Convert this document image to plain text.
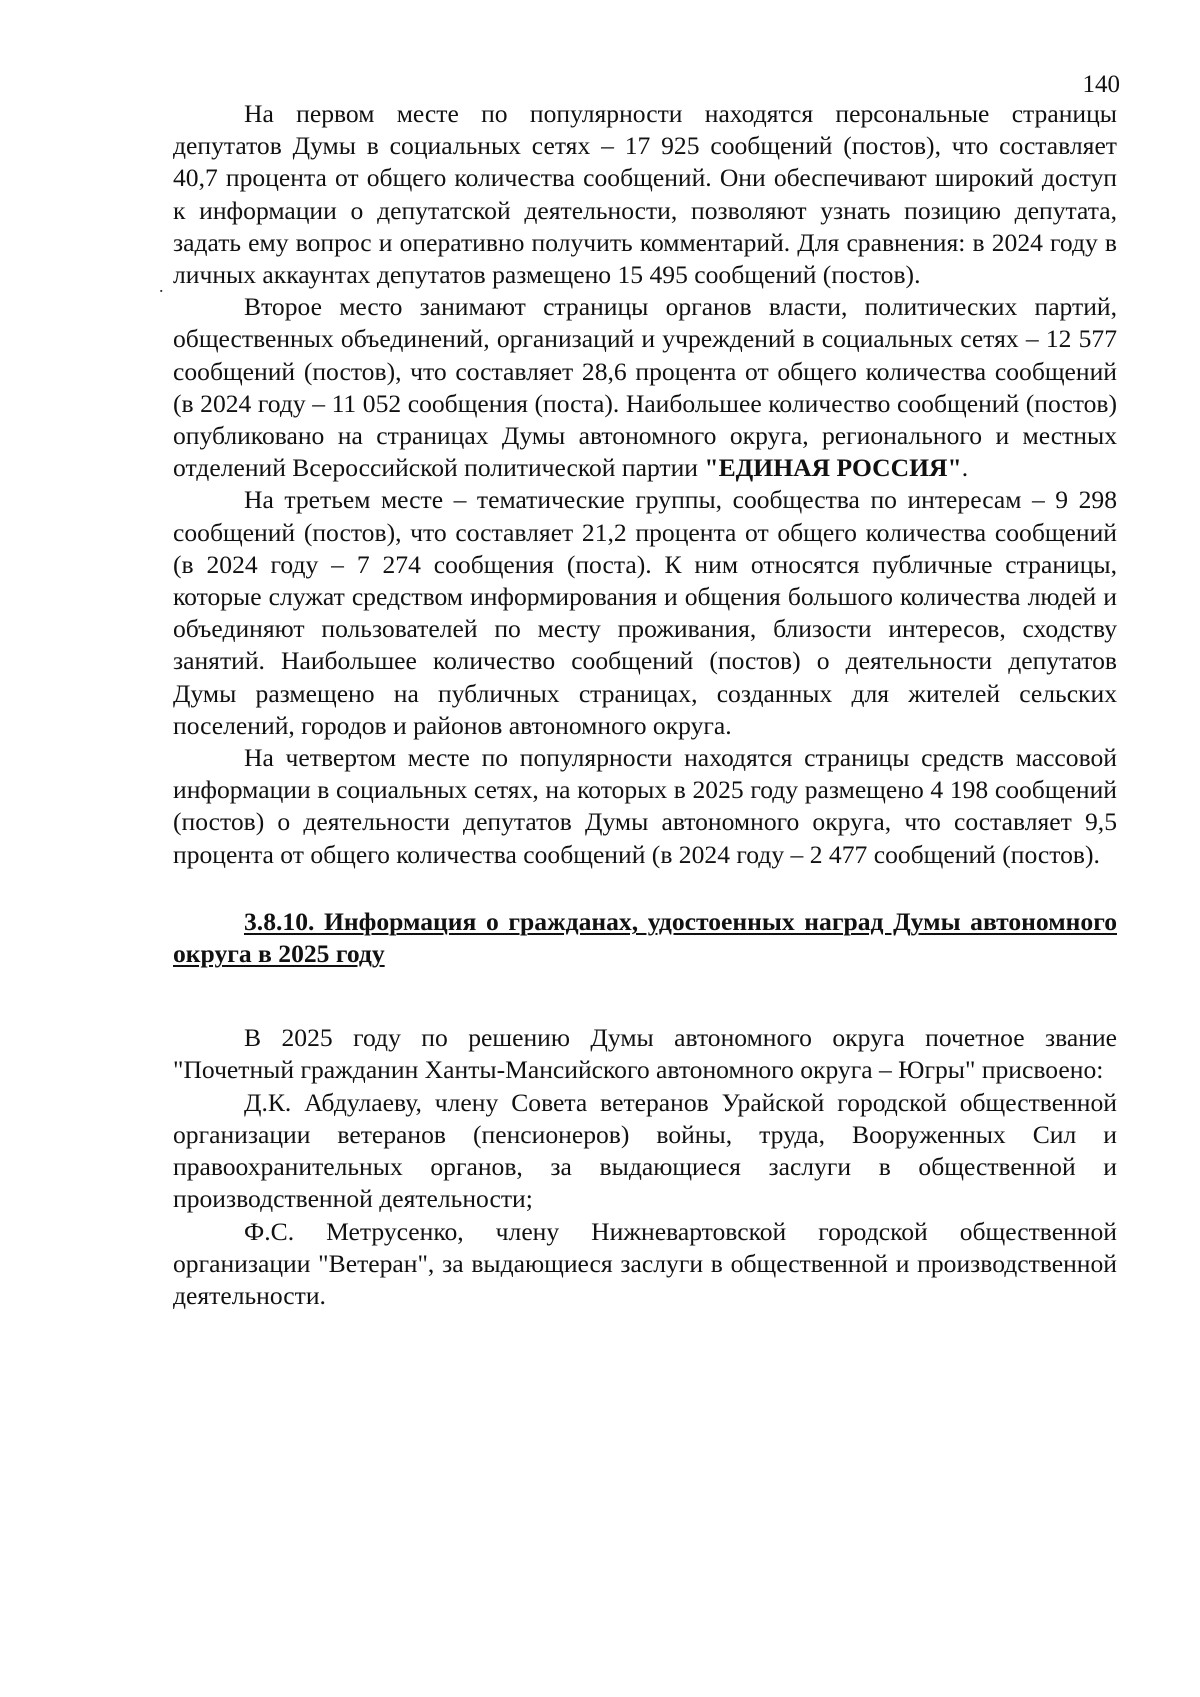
140
.

На первом месте по популярности находятся персональные страницы депутатов Думы в социальных сетях – 17 925 сообщений (постов), что составляет 40,7 процента от общего количества сообщений. Они обеспечивают широкий доступ к информации о депутатской деятельности, позволяют узнать позицию депутата, задать ему вопрос и оперативно получить комментарий. Для сравнения: в 2024 году в личных аккаунтах депутатов размещено 15 495 сообщений (постов).

Второе место занимают страницы органов власти, политических партий, общественных объединений, организаций и учреждений в социальных сетях – 12 577 сообщений (постов), что составляет 28,6 процента от общего количества сообщений (в 2024 году – 11 052 сообщения (поста). Наибольшее количество сообщений (постов) опубликовано на страницах Думы автономного округа, регионального и местных отделений Всероссийской политической партии "ЕДИНАЯ РОССИЯ".

На третьем месте – тематические группы, сообщества по интересам – 9 298 сообщений (постов), что составляет 21,2 процента от общего количества сообщений (в 2024 году – 7 274 сообщения (поста). К ним относятся публичные страницы, которые служат средством информирования и общения большого количества людей и объединяют пользователей по месту проживания, близости интересов, сходству занятий. Наибольшее количество сообщений (постов) о деятельности депутатов Думы размещено на публичных страницах, созданных для жителей сельских поселений, городов и районов автономного округа.

На четвертом месте по популярности находятся страницы средств массовой информации в социальных сетях, на которых в 2025 году размещено 4 198 сообщений (постов) о деятельности депутатов Думы автономного округа, что составляет 9,5 процента от общего количества сообщений (в 2024 году – 2 477 сообщений (постов).

3.8.10. Информация о гражданах, удостоенных наград Думы автономного округа в 2025 году

В 2025 году по решению Думы автономного округа почетное звание "Почетный гражданин Ханты-Мансийского автономного округа – Югры" присвоено:

Д.К. Абдулаеву, члену Совета ветеранов Урайской городской общественной организации ветеранов (пенсионеров) войны, труда, Вооруженных Сил и правоохранительных органов, за выдающиеся заслуги в общественной и производственной деятельности;

Ф.С. Метрусенко, члену Нижневартовской городской общественной организации "Ветеран", за выдающиеся заслуги в общественной и производственной деятельности.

● **What the task requires**:
Out of the material above, select every line that holds the string "городской".

● **Exercise response**:
Д.К. Абдулаеву, члену Совета ветеранов Урайской городской общественной организации ветеранов (пенсионеров) войны, труда, Вооруженных Сил и правоохранительных органов, за выдающиеся заслуги в общественной и производственной деятельности;
Ф.С. Метрусенко, члену Нижневартовской городской общественной организации "Ветеран", за выдающиеся заслуги в общественной и производственной деятельности.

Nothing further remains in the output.